**DATASET ENTRIES**.
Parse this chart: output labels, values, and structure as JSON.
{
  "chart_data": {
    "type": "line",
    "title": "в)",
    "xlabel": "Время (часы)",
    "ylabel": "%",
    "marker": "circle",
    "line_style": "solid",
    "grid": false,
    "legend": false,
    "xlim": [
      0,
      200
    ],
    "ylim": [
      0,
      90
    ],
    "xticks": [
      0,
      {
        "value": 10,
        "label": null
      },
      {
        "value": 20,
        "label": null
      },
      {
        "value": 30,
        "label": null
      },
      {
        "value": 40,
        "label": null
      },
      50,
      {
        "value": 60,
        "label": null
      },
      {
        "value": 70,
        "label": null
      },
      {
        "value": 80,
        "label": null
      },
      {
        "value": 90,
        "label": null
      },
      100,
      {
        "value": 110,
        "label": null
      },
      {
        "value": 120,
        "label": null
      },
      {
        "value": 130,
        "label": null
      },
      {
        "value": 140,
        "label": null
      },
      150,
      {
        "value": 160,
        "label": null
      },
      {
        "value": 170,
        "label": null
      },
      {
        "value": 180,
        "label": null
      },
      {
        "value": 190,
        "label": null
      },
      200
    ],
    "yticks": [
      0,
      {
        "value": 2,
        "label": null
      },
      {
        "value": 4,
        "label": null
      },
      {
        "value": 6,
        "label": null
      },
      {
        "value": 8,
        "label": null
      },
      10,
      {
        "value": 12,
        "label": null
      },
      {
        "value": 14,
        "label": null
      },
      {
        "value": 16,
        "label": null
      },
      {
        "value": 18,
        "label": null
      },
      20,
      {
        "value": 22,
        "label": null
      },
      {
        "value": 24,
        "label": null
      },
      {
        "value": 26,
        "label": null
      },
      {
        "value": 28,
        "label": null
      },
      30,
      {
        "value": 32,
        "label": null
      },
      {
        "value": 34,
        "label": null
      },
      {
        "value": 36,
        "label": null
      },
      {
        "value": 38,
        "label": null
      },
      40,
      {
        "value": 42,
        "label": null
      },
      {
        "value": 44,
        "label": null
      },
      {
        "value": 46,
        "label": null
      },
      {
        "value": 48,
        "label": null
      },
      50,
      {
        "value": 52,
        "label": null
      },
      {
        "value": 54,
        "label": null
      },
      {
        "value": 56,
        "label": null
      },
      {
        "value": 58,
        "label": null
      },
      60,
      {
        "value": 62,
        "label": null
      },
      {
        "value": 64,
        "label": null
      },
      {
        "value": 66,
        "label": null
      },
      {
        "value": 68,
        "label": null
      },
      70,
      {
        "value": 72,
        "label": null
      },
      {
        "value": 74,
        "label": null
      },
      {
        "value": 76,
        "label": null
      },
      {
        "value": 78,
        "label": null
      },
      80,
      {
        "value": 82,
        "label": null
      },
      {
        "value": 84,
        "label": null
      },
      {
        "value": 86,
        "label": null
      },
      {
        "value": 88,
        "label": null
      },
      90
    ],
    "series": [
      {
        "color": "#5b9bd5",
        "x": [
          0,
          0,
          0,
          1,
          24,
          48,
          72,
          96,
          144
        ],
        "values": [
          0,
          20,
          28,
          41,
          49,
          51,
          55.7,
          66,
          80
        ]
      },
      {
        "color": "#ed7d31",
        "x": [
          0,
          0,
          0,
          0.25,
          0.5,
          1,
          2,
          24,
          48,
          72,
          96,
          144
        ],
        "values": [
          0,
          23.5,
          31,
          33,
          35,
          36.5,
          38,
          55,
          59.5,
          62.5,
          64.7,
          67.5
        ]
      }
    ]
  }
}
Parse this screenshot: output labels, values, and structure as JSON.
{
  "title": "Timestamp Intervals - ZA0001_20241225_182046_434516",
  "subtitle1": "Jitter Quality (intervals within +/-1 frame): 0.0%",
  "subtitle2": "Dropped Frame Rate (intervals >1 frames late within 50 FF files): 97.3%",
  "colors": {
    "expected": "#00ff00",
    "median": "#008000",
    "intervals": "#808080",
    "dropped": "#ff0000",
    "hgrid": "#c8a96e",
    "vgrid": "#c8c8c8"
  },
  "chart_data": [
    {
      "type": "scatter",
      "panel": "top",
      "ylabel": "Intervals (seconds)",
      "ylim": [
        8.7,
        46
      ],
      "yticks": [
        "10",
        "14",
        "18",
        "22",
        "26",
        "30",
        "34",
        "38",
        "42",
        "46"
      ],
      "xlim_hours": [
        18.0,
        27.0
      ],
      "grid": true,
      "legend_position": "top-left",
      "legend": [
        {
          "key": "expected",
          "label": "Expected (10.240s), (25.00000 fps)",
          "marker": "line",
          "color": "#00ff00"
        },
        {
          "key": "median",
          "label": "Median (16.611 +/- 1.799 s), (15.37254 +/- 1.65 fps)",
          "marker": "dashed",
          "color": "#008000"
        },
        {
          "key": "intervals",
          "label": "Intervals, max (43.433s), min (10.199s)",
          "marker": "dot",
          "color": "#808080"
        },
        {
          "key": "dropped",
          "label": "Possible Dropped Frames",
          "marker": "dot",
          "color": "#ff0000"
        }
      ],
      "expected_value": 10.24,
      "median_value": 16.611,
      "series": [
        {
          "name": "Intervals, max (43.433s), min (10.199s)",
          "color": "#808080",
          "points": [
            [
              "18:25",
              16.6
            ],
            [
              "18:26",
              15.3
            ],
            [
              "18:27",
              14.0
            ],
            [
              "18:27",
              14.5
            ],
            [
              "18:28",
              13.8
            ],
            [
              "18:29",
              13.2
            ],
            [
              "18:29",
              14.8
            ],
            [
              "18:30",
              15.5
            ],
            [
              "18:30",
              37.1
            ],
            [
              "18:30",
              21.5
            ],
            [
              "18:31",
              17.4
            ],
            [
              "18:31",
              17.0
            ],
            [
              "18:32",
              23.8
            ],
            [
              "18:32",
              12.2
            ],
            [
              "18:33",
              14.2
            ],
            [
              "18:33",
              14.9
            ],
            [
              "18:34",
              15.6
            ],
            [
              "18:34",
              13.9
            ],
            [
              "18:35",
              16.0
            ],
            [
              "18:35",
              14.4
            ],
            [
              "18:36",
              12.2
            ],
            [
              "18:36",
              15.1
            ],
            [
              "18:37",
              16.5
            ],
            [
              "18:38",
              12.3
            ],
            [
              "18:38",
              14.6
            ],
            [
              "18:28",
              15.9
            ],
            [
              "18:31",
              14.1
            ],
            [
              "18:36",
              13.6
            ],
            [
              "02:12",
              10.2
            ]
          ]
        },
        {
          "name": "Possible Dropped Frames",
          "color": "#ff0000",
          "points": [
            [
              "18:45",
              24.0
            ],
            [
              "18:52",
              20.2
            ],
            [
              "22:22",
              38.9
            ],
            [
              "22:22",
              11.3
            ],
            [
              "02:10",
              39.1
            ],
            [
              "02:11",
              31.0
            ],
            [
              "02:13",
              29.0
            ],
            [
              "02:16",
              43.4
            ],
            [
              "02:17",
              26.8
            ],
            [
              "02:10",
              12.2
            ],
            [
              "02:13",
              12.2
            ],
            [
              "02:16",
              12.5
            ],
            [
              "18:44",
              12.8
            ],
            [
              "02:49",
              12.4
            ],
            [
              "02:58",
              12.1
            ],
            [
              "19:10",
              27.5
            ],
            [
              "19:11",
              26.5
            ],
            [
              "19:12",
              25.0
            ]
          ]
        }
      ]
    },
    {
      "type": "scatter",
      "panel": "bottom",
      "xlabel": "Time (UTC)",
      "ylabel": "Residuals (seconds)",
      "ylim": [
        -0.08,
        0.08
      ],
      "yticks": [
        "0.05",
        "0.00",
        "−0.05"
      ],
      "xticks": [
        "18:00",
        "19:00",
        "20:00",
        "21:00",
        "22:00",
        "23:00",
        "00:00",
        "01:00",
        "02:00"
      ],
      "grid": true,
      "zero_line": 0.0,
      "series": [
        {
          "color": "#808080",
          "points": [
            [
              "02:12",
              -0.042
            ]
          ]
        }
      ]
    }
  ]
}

**SHORT EXERCISE**. Gather every line from the listing above in which "output" appears, and copy those lines.

**EXPECTED ANSWER**.
Parse this chart: output labels, values, and structure as JSON.
Parse this screenshot: output labels, values, and structure as JSON.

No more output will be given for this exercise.